▶ **ACTION ITEM**: Every line below that has "Alcohols" in it should be copied.

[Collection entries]
_ _ _ _ _

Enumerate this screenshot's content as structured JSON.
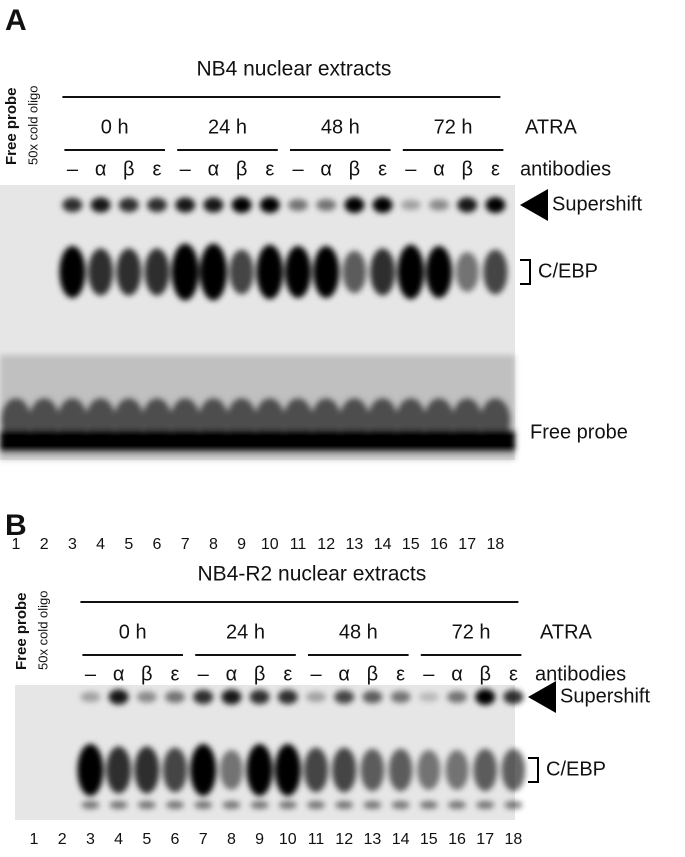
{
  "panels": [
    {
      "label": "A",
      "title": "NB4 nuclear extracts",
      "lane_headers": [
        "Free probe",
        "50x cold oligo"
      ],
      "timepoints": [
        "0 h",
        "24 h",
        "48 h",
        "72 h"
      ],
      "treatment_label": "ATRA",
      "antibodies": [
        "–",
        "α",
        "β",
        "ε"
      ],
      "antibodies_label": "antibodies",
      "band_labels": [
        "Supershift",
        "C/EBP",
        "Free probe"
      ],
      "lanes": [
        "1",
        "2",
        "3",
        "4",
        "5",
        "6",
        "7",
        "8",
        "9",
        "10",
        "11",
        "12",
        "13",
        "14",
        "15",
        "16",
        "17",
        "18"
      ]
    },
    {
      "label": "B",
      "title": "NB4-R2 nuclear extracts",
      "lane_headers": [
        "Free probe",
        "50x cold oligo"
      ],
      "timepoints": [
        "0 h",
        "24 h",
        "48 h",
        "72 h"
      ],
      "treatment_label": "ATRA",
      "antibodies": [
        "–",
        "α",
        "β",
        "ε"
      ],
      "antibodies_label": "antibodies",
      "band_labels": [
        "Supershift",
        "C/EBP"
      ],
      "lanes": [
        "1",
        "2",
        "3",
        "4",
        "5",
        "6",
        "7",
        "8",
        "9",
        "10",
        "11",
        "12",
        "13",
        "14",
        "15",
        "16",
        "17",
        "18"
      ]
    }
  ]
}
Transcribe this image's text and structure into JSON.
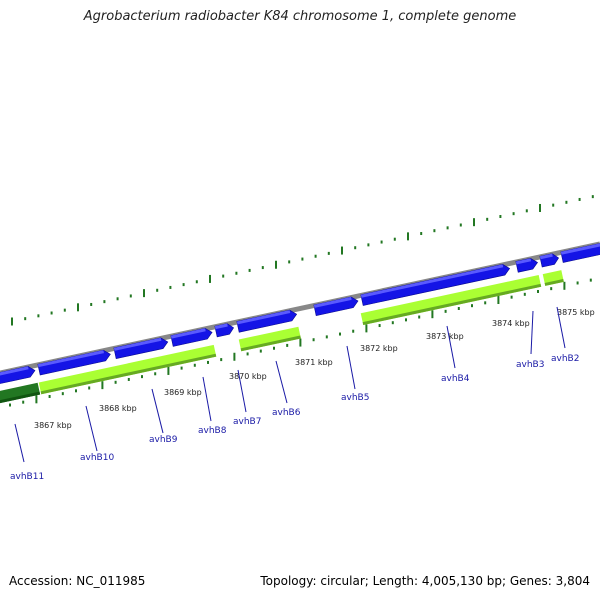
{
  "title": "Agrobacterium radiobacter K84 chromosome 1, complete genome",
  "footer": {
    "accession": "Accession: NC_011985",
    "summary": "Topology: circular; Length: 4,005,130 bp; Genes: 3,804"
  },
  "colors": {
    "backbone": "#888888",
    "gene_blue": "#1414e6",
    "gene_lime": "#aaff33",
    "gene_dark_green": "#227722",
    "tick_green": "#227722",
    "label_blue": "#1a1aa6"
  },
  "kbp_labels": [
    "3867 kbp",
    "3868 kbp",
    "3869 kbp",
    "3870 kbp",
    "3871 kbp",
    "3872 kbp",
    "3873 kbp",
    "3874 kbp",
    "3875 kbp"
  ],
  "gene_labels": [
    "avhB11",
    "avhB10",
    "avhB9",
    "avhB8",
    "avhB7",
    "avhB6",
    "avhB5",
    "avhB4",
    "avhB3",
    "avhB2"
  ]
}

_ _ _ _ _

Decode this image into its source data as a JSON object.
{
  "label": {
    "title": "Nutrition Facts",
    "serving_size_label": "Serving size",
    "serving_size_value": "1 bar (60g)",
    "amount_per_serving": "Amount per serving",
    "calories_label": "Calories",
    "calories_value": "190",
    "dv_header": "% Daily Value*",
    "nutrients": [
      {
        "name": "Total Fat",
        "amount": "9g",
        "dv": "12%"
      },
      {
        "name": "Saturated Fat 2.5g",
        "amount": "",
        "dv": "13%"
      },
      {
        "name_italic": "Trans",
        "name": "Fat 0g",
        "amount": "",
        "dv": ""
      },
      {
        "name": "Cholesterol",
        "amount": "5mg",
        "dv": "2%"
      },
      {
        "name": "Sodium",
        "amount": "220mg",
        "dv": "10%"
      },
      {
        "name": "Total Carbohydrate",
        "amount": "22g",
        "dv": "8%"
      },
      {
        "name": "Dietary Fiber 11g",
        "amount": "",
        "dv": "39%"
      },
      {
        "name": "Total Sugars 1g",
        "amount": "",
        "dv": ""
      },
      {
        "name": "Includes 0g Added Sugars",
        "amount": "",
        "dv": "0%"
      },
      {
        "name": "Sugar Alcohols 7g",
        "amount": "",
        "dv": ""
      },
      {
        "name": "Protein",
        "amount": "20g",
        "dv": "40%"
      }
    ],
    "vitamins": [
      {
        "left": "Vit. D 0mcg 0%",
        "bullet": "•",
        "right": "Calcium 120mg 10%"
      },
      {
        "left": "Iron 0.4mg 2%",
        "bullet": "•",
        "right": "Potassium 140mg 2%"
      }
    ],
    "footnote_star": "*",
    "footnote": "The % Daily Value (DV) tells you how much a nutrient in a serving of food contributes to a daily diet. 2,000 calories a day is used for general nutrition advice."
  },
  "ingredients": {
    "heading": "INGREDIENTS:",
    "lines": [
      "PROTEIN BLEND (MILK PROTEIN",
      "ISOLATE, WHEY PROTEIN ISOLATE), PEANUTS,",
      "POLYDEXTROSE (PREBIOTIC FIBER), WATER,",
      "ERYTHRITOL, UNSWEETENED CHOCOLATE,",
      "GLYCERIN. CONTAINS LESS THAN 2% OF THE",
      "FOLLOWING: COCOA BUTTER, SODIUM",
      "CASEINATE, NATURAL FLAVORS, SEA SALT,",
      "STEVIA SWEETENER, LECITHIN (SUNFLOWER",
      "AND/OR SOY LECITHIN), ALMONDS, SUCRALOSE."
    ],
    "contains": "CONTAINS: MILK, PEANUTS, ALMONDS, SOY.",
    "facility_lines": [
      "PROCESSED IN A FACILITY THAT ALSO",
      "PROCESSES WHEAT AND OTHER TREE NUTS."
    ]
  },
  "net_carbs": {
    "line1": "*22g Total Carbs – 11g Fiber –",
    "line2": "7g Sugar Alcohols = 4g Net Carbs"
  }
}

_ _ _ _ _

▶ **WORKED SOLUTION**:
        "name": "Sugar Alcohols 7g",
    "line2": "7g Sugar Alcohols = 4g Net Carbs"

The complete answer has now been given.